▶ **Set problem**
In the data below, find every line with the string "JSON" and pull it out.
===== Input material =====
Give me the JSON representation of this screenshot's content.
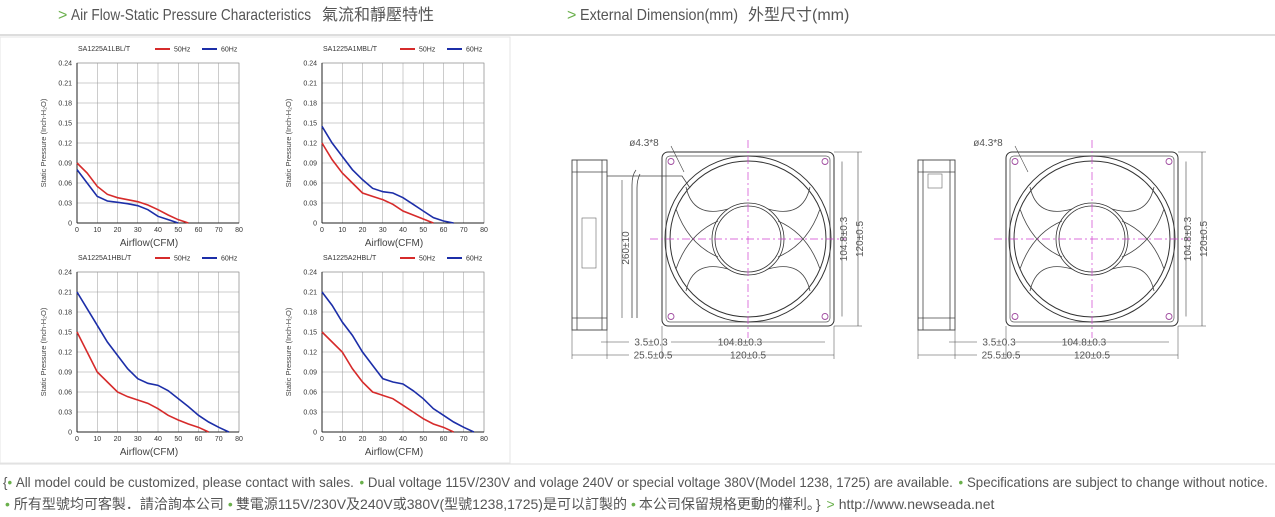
{
  "headers": [
    {
      "marker": ">",
      "title": "Air Flow-Static Pressure Characteristics",
      "title_zh": "氣流和靜壓特性"
    },
    {
      "marker": ">",
      "title": "External Dimension(mm)",
      "title_zh": "外型尺寸(mm)"
    }
  ],
  "chart_data": [
    {
      "type": "line",
      "title": "SA1225A1LBL/T",
      "x_label": "Airflow(CFM)",
      "y_label": "Static Pressure (Inch-H₂O)",
      "x": [
        0,
        5,
        10,
        15,
        20,
        25,
        30,
        35,
        40,
        45,
        50,
        55
      ],
      "series": [
        {
          "name": "50Hz",
          "color": "#d62b2b",
          "values": [
            0.09,
            0.075,
            0.055,
            0.043,
            0.038,
            0.035,
            0.032,
            0.027,
            0.02,
            0.012,
            0.005,
            0
          ]
        },
        {
          "name": "60Hz",
          "color": "#1c2ea8",
          "values": [
            0.08,
            0.06,
            0.04,
            0.033,
            0.031,
            0.029,
            0.026,
            0.02,
            0.01,
            0.005,
            0,
            null
          ]
        }
      ],
      "xlim": [
        0,
        80
      ],
      "ylim": [
        0,
        0.24
      ],
      "xticks": [
        0,
        10,
        20,
        30,
        40,
        50,
        60,
        70,
        80
      ],
      "yticks": [
        0,
        0.03,
        0.06,
        0.09,
        0.12,
        0.15,
        0.18,
        0.21,
        0.24
      ],
      "grid": true
    },
    {
      "type": "line",
      "title": "SA1225A1MBL/T",
      "x_label": "Airflow(CFM)",
      "y_label": "Static Pressure (Inch-H₂O)",
      "x": [
        0,
        5,
        10,
        15,
        20,
        25,
        30,
        35,
        40,
        45,
        50,
        55,
        60,
        65
      ],
      "series": [
        {
          "name": "50Hz",
          "color": "#d62b2b",
          "values": [
            0.12,
            0.095,
            0.075,
            0.06,
            0.045,
            0.04,
            0.035,
            0.028,
            0.018,
            0.012,
            0.006,
            0,
            null,
            null
          ]
        },
        {
          "name": "60Hz",
          "color": "#1c2ea8",
          "values": [
            0.145,
            0.12,
            0.1,
            0.08,
            0.065,
            0.052,
            0.047,
            0.045,
            0.038,
            0.028,
            0.018,
            0.008,
            0.003,
            0
          ]
        }
      ],
      "xlim": [
        0,
        80
      ],
      "ylim": [
        0,
        0.24
      ],
      "xticks": [
        0,
        10,
        20,
        30,
        40,
        50,
        60,
        70,
        80
      ],
      "yticks": [
        0,
        0.03,
        0.06,
        0.09,
        0.12,
        0.15,
        0.18,
        0.21,
        0.24
      ],
      "grid": true
    },
    {
      "type": "line",
      "title": "SA1225A1HBL/T",
      "x_label": "Airflow(CFM)",
      "y_label": "Static Pressure (Inch-H₂O)",
      "x": [
        0,
        5,
        10,
        15,
        20,
        25,
        30,
        35,
        40,
        45,
        50,
        55,
        60,
        65,
        70,
        75
      ],
      "series": [
        {
          "name": "50Hz",
          "color": "#d62b2b",
          "values": [
            0.15,
            0.12,
            0.09,
            0.075,
            0.06,
            0.053,
            0.048,
            0.043,
            0.035,
            0.025,
            0.018,
            0.012,
            0.007,
            0,
            null,
            null
          ]
        },
        {
          "name": "60Hz",
          "color": "#1c2ea8",
          "values": [
            0.21,
            0.185,
            0.16,
            0.135,
            0.115,
            0.095,
            0.08,
            0.073,
            0.07,
            0.062,
            0.05,
            0.038,
            0.025,
            0.015,
            0.007,
            0
          ]
        }
      ],
      "xlim": [
        0,
        80
      ],
      "ylim": [
        0,
        0.24
      ],
      "xticks": [
        0,
        10,
        20,
        30,
        40,
        50,
        60,
        70,
        80
      ],
      "yticks": [
        0,
        0.03,
        0.06,
        0.09,
        0.12,
        0.15,
        0.18,
        0.21,
        0.24
      ],
      "grid": true
    },
    {
      "type": "line",
      "title": "SA1225A2HBL/T",
      "x_label": "Airflow(CFM)",
      "y_label": "Static Pressure (Inch-H₂O)",
      "x": [
        0,
        5,
        10,
        15,
        20,
        25,
        30,
        35,
        40,
        45,
        50,
        55,
        60,
        65,
        70,
        75
      ],
      "series": [
        {
          "name": "50Hz",
          "color": "#d62b2b",
          "values": [
            0.15,
            0.135,
            0.12,
            0.095,
            0.075,
            0.06,
            0.055,
            0.05,
            0.04,
            0.03,
            0.02,
            0.012,
            0.007,
            0,
            null,
            null
          ]
        },
        {
          "name": "60Hz",
          "color": "#1c2ea8",
          "values": [
            0.21,
            0.19,
            0.165,
            0.145,
            0.12,
            0.1,
            0.08,
            0.075,
            0.072,
            0.062,
            0.05,
            0.035,
            0.025,
            0.015,
            0.007,
            0
          ]
        }
      ],
      "xlim": [
        0,
        80
      ],
      "ylim": [
        0,
        0.24
      ],
      "xticks": [
        0,
        10,
        20,
        30,
        40,
        50,
        60,
        70,
        80
      ],
      "yticks": [
        0,
        0.03,
        0.06,
        0.09,
        0.12,
        0.15,
        0.18,
        0.21,
        0.24
      ],
      "grid": true
    }
  ],
  "drawings": [
    {
      "holes": "ø4.3*8",
      "cable": "260±10",
      "inner_v": "104.8±0.3",
      "outer_v": "120±0.5",
      "inner_h": "104.8±0.3",
      "outer_h": "120±0.5",
      "flange": "3.5±0.3",
      "depth": "25.5±0.5"
    },
    {
      "holes": "ø4.3*8",
      "inner_v": "104.8±0.3",
      "outer_v": "120±0.5",
      "inner_h": "104.8±0.3",
      "outer_h": "120±0.5",
      "flange": "3.5±0.3",
      "depth": "25.5±0.5"
    }
  ],
  "footer": {
    "open": "{",
    "bullet": "•",
    "close": "}",
    "marker": ">",
    "en": [
      "All model could be customized, please contact with sales.",
      "Dual voltage 115V/230V and volage 240V or special voltage 380V(Model 1238, 1725) are available.",
      "Specifications are subject to change without notice."
    ],
    "zh": [
      "所有型號均可客製．請洽詢本公司",
      "雙電源115V/230V及240V或380V(型號1238,1725)是可以訂製的",
      "本公司保留規格更動的權利。"
    ],
    "url": "http://www.newseada.net"
  }
}
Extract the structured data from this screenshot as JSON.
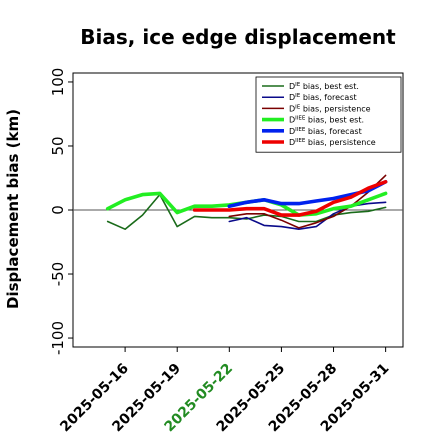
{
  "chart_data": {
    "type": "line",
    "title": "Bias, ice edge displacement",
    "xlabel": "",
    "ylabel": "Displacement bias (km)",
    "ylim": [
      -107,
      107
    ],
    "xlim": [
      "2025-05-13",
      "2025-06-01"
    ],
    "x_ticks": [
      "2025-05-16",
      "2025-05-19",
      "2025-05-22",
      "2025-05-25",
      "2025-05-28",
      "2025-05-31"
    ],
    "x_tick_highlight": "2025-05-22",
    "y_ticks": [
      100,
      50,
      0,
      -50,
      -100
    ],
    "zero_line": true,
    "grid": false,
    "legend_position": "top-right",
    "colors": {
      "dark_green": "#1a6b1a",
      "navy": "#0a0a8a",
      "dark_red": "#7a0000",
      "lime": "#22ee22",
      "blue": "#0022ee",
      "red": "#ee0000",
      "highlight_tick": "#228b22"
    },
    "series": [
      {
        "name": "D^IE bias, best est.",
        "legend_prefix": "D",
        "legend_sup": "IE",
        "legend_suffix": " bias, best est.",
        "color": "#1a6b1a",
        "width": 1.6,
        "x": [
          "2025-05-15",
          "2025-05-16",
          "2025-05-17",
          "2025-05-18",
          "2025-05-19",
          "2025-05-20",
          "2025-05-21",
          "2025-05-22",
          "2025-05-23",
          "2025-05-24",
          "2025-05-25",
          "2025-05-26",
          "2025-05-27",
          "2025-05-28",
          "2025-05-29",
          "2025-05-30",
          "2025-05-31"
        ],
        "y": [
          -9,
          -15,
          -4,
          12,
          -13,
          -5,
          -6,
          -6,
          -7,
          -4,
          -5,
          -9,
          -9,
          -4,
          -2,
          -1,
          2
        ]
      },
      {
        "name": "D^IE bias, forecast",
        "legend_prefix": "D",
        "legend_sup": "IE",
        "legend_suffix": " bias, forecast",
        "color": "#0a0a8a",
        "width": 1.6,
        "x": [
          "2025-05-22",
          "2025-05-23",
          "2025-05-24",
          "2025-05-25",
          "2025-05-26",
          "2025-05-27",
          "2025-05-28",
          "2025-05-29",
          "2025-05-30",
          "2025-05-31"
        ],
        "y": [
          -9,
          -6,
          -12,
          -13,
          -15,
          -13,
          -3,
          3,
          5,
          6
        ]
      },
      {
        "name": "D^IE bias, persistence",
        "legend_prefix": "D",
        "legend_sup": "IE",
        "legend_suffix": " bias, persistence",
        "color": "#7a0000",
        "width": 1.6,
        "x": [
          "2025-05-22",
          "2025-05-23",
          "2025-05-24",
          "2025-05-25",
          "2025-05-26",
          "2025-05-27",
          "2025-05-28",
          "2025-05-29",
          "2025-05-30",
          "2025-05-31"
        ],
        "y": [
          -5,
          -3,
          -3,
          -8,
          -14,
          -10,
          -5,
          3,
          14,
          27
        ]
      },
      {
        "name": "D^IIEE bias, best est.",
        "legend_prefix": "D",
        "legend_sup": "IIEE",
        "legend_suffix": " bias, best est.",
        "color": "#22ee22",
        "width": 3.6,
        "x": [
          "2025-05-15",
          "2025-05-16",
          "2025-05-17",
          "2025-05-18",
          "2025-05-19",
          "2025-05-20",
          "2025-05-21",
          "2025-05-22",
          "2025-05-23",
          "2025-05-24",
          "2025-05-25",
          "2025-05-26",
          "2025-05-27",
          "2025-05-28",
          "2025-05-29",
          "2025-05-30",
          "2025-05-31"
        ],
        "y": [
          1,
          8,
          12,
          13,
          -2,
          3,
          3,
          4,
          6,
          8,
          4,
          -4,
          -3,
          1,
          3,
          8,
          13
        ]
      },
      {
        "name": "D^IIEE bias, forecast",
        "legend_prefix": "D",
        "legend_sup": "IIEE",
        "legend_suffix": " bias, forecast",
        "color": "#0022ee",
        "width": 3.6,
        "x": [
          "2025-05-22",
          "2025-05-23",
          "2025-05-24",
          "2025-05-25",
          "2025-05-26",
          "2025-05-27",
          "2025-05-28",
          "2025-05-29",
          "2025-05-30",
          "2025-05-31"
        ],
        "y": [
          3,
          6,
          8,
          5,
          5,
          7,
          9,
          12,
          15,
          22
        ]
      },
      {
        "name": "D^IIEE bias, persistence",
        "legend_prefix": "D",
        "legend_sup": "IIEE",
        "legend_suffix": " bias, persistence",
        "color": "#ee0000",
        "width": 3.6,
        "x": [
          "2025-05-20",
          "2025-05-21",
          "2025-05-22",
          "2025-05-23",
          "2025-05-24",
          "2025-05-25",
          "2025-05-26",
          "2025-05-27",
          "2025-05-28",
          "2025-05-29",
          "2025-05-30",
          "2025-05-31"
        ],
        "y": [
          0,
          0,
          0,
          1,
          1,
          -4,
          -4,
          -1,
          6,
          10,
          17,
          22
        ]
      }
    ]
  }
}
=====
▶ **Complete answer**
Give me the JSON representation of this screenshot's content.
Extract the structured data from this screenshot as JSON.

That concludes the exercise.